>>>

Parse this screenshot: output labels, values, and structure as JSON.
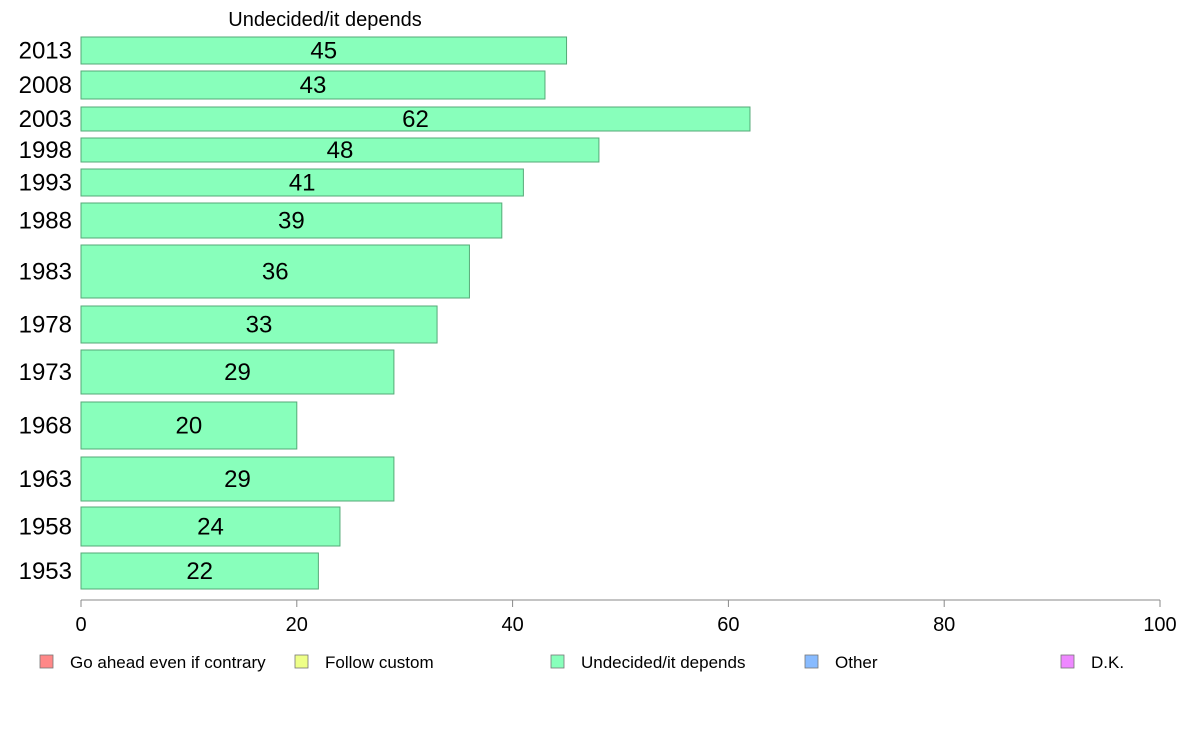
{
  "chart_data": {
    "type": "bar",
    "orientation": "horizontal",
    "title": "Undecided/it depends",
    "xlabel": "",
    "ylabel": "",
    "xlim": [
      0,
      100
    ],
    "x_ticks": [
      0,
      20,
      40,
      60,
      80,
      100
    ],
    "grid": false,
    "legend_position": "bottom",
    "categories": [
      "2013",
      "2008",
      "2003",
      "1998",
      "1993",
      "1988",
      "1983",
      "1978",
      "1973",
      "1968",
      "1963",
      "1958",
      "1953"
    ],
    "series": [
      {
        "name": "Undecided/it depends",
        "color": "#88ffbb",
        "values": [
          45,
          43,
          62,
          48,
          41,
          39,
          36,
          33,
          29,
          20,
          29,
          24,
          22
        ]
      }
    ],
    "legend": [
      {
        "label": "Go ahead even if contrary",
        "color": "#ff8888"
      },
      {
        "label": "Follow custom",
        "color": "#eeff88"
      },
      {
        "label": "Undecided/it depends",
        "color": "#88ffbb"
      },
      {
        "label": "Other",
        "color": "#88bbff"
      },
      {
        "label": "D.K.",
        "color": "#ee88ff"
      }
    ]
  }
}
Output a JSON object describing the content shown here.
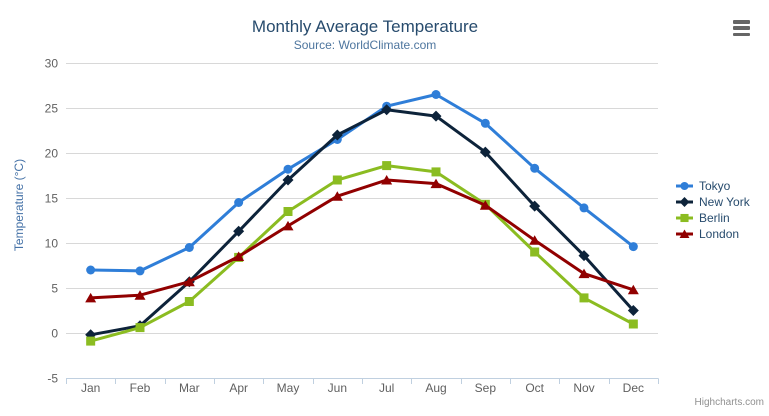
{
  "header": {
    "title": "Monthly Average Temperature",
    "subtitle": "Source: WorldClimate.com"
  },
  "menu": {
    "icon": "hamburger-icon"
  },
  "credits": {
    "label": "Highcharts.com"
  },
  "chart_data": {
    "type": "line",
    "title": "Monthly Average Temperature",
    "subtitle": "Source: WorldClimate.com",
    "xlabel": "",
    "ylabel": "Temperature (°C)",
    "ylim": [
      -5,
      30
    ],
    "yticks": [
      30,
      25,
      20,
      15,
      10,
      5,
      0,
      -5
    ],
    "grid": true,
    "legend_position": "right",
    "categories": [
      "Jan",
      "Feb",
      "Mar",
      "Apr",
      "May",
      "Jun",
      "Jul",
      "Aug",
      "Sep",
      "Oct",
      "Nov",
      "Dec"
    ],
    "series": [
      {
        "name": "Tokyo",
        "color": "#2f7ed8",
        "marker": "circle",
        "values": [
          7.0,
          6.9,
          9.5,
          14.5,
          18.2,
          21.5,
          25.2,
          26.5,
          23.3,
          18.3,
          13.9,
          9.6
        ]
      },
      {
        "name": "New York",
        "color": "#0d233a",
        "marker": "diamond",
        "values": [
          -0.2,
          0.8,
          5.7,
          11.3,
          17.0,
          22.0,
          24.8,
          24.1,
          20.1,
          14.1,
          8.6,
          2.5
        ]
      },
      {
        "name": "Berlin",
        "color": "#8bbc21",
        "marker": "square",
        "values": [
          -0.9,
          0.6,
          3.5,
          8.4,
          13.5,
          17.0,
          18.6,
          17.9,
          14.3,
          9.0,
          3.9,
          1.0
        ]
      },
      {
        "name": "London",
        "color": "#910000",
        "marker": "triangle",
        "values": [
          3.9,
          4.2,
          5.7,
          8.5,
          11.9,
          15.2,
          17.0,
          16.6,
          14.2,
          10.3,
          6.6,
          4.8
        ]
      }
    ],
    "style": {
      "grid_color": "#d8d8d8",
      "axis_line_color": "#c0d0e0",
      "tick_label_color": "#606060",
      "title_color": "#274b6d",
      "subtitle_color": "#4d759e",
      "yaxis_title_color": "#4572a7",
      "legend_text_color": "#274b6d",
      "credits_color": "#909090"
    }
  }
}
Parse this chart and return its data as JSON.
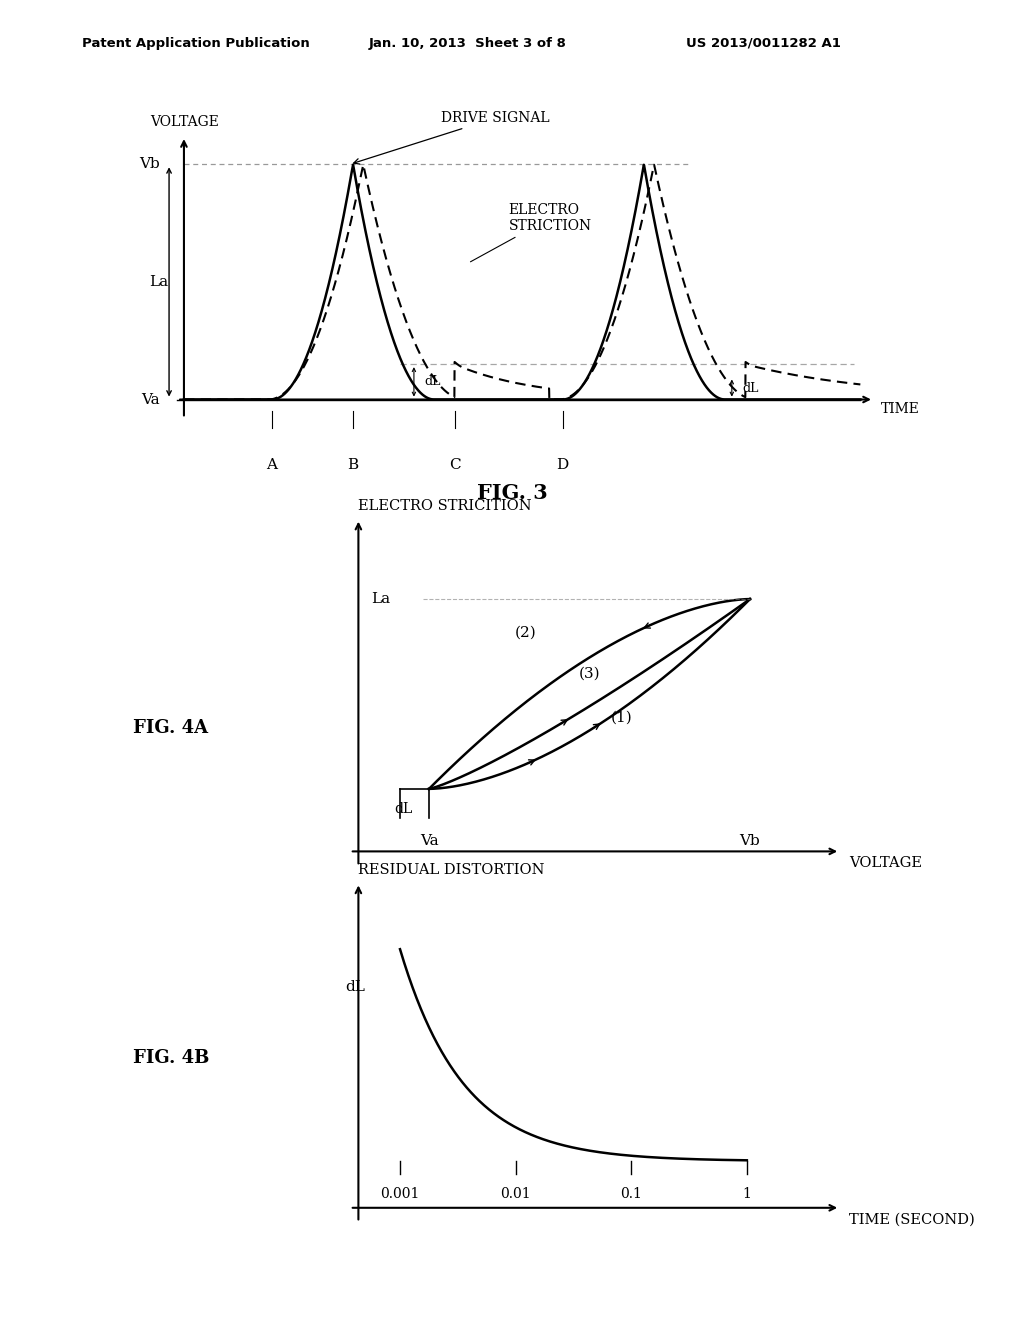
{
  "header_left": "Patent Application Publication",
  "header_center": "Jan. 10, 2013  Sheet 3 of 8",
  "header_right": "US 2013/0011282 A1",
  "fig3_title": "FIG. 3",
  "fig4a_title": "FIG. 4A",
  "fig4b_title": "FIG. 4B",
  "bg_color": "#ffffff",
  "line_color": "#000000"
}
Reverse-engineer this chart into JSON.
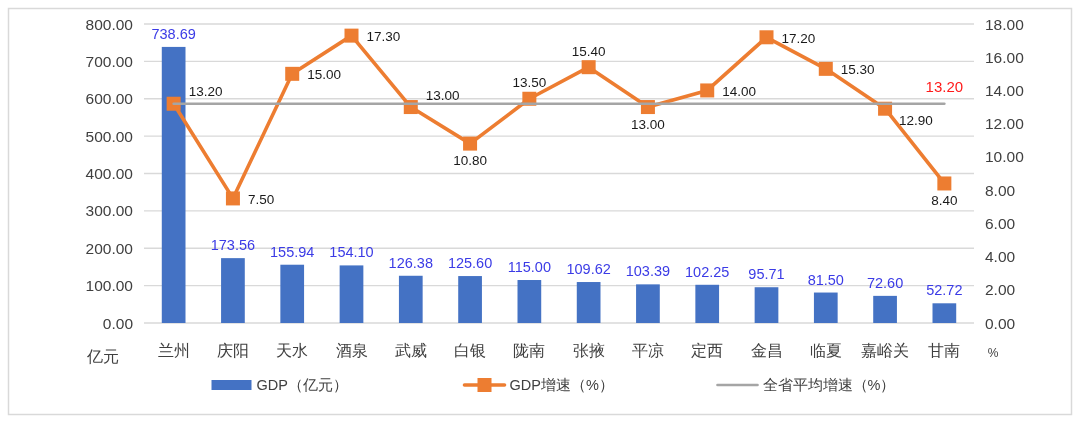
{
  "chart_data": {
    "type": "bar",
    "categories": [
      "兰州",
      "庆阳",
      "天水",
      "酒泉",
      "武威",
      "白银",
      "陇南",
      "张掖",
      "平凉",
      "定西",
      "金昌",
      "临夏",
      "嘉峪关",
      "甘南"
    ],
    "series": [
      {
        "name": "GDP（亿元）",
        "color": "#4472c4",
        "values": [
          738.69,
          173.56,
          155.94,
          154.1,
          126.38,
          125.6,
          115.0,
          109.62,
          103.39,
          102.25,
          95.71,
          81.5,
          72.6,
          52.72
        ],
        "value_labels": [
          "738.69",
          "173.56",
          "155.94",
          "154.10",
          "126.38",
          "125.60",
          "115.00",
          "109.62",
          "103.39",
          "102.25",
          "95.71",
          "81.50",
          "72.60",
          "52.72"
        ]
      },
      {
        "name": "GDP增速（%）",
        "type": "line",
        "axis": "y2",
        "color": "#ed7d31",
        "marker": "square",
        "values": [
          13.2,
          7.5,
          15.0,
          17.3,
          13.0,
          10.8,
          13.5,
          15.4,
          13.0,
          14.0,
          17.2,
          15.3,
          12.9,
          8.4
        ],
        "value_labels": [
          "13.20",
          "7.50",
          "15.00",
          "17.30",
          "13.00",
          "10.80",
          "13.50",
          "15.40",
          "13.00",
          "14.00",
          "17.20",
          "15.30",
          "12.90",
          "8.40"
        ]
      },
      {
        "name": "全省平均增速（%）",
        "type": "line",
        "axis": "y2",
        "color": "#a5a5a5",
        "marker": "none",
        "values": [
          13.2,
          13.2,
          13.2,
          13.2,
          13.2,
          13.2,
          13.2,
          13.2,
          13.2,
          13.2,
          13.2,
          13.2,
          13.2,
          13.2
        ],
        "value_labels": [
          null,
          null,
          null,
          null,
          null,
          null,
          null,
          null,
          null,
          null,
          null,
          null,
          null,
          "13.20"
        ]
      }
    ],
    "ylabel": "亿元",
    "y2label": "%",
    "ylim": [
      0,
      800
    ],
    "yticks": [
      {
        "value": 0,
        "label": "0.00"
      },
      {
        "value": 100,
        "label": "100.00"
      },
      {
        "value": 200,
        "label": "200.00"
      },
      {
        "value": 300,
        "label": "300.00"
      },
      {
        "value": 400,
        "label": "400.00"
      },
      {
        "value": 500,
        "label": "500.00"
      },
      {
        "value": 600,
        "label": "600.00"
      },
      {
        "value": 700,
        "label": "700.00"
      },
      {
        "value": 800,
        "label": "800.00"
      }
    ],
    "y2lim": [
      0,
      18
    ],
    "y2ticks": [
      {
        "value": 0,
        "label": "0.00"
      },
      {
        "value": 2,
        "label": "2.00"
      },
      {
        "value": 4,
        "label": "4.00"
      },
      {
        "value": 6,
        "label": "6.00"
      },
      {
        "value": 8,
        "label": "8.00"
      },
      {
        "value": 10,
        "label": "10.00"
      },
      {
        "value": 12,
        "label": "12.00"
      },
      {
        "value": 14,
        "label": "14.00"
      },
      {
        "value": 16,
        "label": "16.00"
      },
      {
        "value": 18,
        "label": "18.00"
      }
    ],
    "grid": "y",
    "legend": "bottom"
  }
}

<<<

Reproduce the entries above without change, omitting all pictures.

Parse this screenshot: output labels, values, and structure as JSON.
{
  "chart_data": {
    "type": "bar",
    "orientation": "horizontal",
    "title": "Undecided/it depends",
    "xlabel": "",
    "ylabel": "",
    "xlim": [
      0,
      100
    ],
    "x_ticks": [
      0,
      20,
      40,
      60,
      80,
      100
    ],
    "grid": false,
    "legend_position": "bottom",
    "categories": [
      "2013",
      "2008",
      "2003",
      "1998",
      "1993",
      "1988",
      "1983",
      "1978",
      "1973",
      "1968",
      "1963",
      "1958",
      "1953"
    ],
    "series": [
      {
        "name": "Undecided/it depends",
        "color": "#88ffbb",
        "values": [
          45,
          43,
          62,
          48,
          41,
          39,
          36,
          33,
          29,
          20,
          29,
          24,
          22
        ]
      }
    ],
    "legend": [
      {
        "label": "Go ahead even if contrary",
        "color": "#ff8888"
      },
      {
        "label": "Follow custom",
        "color": "#eeff88"
      },
      {
        "label": "Undecided/it depends",
        "color": "#88ffbb"
      },
      {
        "label": "Other",
        "color": "#88bbff"
      },
      {
        "label": "D.K.",
        "color": "#ee88ff"
      }
    ]
  }
}
Output a JSON object describing the content shown here.
{
  "header": {
    "title": "Monthly Average Temperature",
    "subtitle": "Source: WorldClimate.com"
  },
  "menu": {
    "icon": "hamburger-icon"
  },
  "credits": {
    "label": "Highcharts.com"
  },
  "chart_data": {
    "type": "line",
    "title": "Monthly Average Temperature",
    "subtitle": "Source: WorldClimate.com",
    "xlabel": "",
    "ylabel": "Temperature (°C)",
    "ylim": [
      -5,
      30
    ],
    "yticks": [
      30,
      25,
      20,
      15,
      10,
      5,
      0,
      -5
    ],
    "grid": true,
    "legend_position": "right",
    "categories": [
      "Jan",
      "Feb",
      "Mar",
      "Apr",
      "May",
      "Jun",
      "Jul",
      "Aug",
      "Sep",
      "Oct",
      "Nov",
      "Dec"
    ],
    "series": [
      {
        "name": "Tokyo",
        "color": "#2f7ed8",
        "marker": "circle",
        "values": [
          7.0,
          6.9,
          9.5,
          14.5,
          18.2,
          21.5,
          25.2,
          26.5,
          23.3,
          18.3,
          13.9,
          9.6
        ]
      },
      {
        "name": "New York",
        "color": "#0d233a",
        "marker": "diamond",
        "values": [
          -0.2,
          0.8,
          5.7,
          11.3,
          17.0,
          22.0,
          24.8,
          24.1,
          20.1,
          14.1,
          8.6,
          2.5
        ]
      },
      {
        "name": "Berlin",
        "color": "#8bbc21",
        "marker": "square",
        "values": [
          -0.9,
          0.6,
          3.5,
          8.4,
          13.5,
          17.0,
          18.6,
          17.9,
          14.3,
          9.0,
          3.9,
          1.0
        ]
      },
      {
        "name": "London",
        "color": "#910000",
        "marker": "triangle",
        "values": [
          3.9,
          4.2,
          5.7,
          8.5,
          11.9,
          15.2,
          17.0,
          16.6,
          14.2,
          10.3,
          6.6,
          4.8
        ]
      }
    ],
    "style": {
      "grid_color": "#d8d8d8",
      "axis_line_color": "#c0d0e0",
      "tick_label_color": "#606060",
      "title_color": "#274b6d",
      "subtitle_color": "#4d759e",
      "yaxis_title_color": "#4572a7",
      "legend_text_color": "#274b6d",
      "credits_color": "#909090"
    }
  }
}
Parse this chart and return its data as JSON.
{
  "header_left": "Patent Application Publication",
  "header_center": "Jan. 10, 2013  Sheet 3 of 8",
  "header_right": "US 2013/0011282 A1",
  "fig3_title": "FIG. 3",
  "fig4a_title": "FIG. 4A",
  "fig4b_title": "FIG. 4B",
  "bg_color": "#ffffff",
  "line_color": "#000000"
}
Reverse-engineer this chart into JSON.
{
  "chart_data": {
    "type": "bar",
    "categories": [
      "兰州",
      "庆阳",
      "天水",
      "酒泉",
      "武威",
      "白银",
      "陇南",
      "张掖",
      "平凉",
      "定西",
      "金昌",
      "临夏",
      "嘉峪关",
      "甘南"
    ],
    "series": [
      {
        "name": "GDP（亿元）",
        "color": "#4472c4",
        "values": [
          738.69,
          173.56,
          155.94,
          154.1,
          126.38,
          125.6,
          115.0,
          109.62,
          103.39,
          102.25,
          95.71,
          81.5,
          72.6,
          52.72
        ],
        "value_labels": [
          "738.69",
          "173.56",
          "155.94",
          "154.10",
          "126.38",
          "125.60",
          "115.00",
          "109.62",
          "103.39",
          "102.25",
          "95.71",
          "81.50",
          "72.60",
          "52.72"
        ]
      },
      {
        "name": "GDP增速（%）",
        "type": "line",
        "axis": "y2",
        "color": "#ed7d31",
        "marker": "square",
        "values": [
          13.2,
          7.5,
          15.0,
          17.3,
          13.0,
          10.8,
          13.5,
          15.4,
          13.0,
          14.0,
          17.2,
          15.3,
          12.9,
          8.4
        ],
        "value_labels": [
          "13.20",
          "7.50",
          "15.00",
          "17.30",
          "13.00",
          "10.80",
          "13.50",
          "15.40",
          "13.00",
          "14.00",
          "17.20",
          "15.30",
          "12.90",
          "8.40"
        ]
      },
      {
        "name": "全省平均增速（%）",
        "type": "line",
        "axis": "y2",
        "color": "#a5a5a5",
        "marker": "none",
        "values": [
          13.2,
          13.2,
          13.2,
          13.2,
          13.2,
          13.2,
          13.2,
          13.2,
          13.2,
          13.2,
          13.2,
          13.2,
          13.2,
          13.2
        ],
        "value_labels": [
          null,
          null,
          null,
          null,
          null,
          null,
          null,
          null,
          null,
          null,
          null,
          null,
          null,
          "13.20"
        ]
      }
    ],
    "ylabel": "亿元",
    "y2label": "%",
    "ylim": [
      0,
      800
    ],
    "yticks": [
      {
        "value": 0,
        "label": "0.00"
      },
      {
        "value": 100,
        "label": "100.00"
      },
      {
        "value": 200,
        "label": "200.00"
      },
      {
        "value": 300,
        "label": "300.00"
      },
      {
        "value": 400,
        "label": "400.00"
      },
      {
        "value": 500,
        "label": "500.00"
      },
      {
        "value": 600,
        "label": "600.00"
      },
      {
        "value": 700,
        "label": "700.00"
      },
      {
        "value": 800,
        "label": "800.00"
      }
    ],
    "y2lim": [
      0,
      18
    ],
    "y2ticks": [
      {
        "value": 0,
        "label": "0.00"
      },
      {
        "value": 2,
        "label": "2.00"
      },
      {
        "value": 4,
        "label": "4.00"
      },
      {
        "value": 6,
        "label": "6.00"
      },
      {
        "value": 8,
        "label": "8.00"
      },
      {
        "value": 10,
        "label": "10.00"
      },
      {
        "value": 12,
        "label": "12.00"
      },
      {
        "value": 14,
        "label": "14.00"
      },
      {
        "value": 16,
        "label": "16.00"
      },
      {
        "value": 18,
        "label": "18.00"
      }
    ],
    "grid": "y",
    "legend": "bottom"
  }
}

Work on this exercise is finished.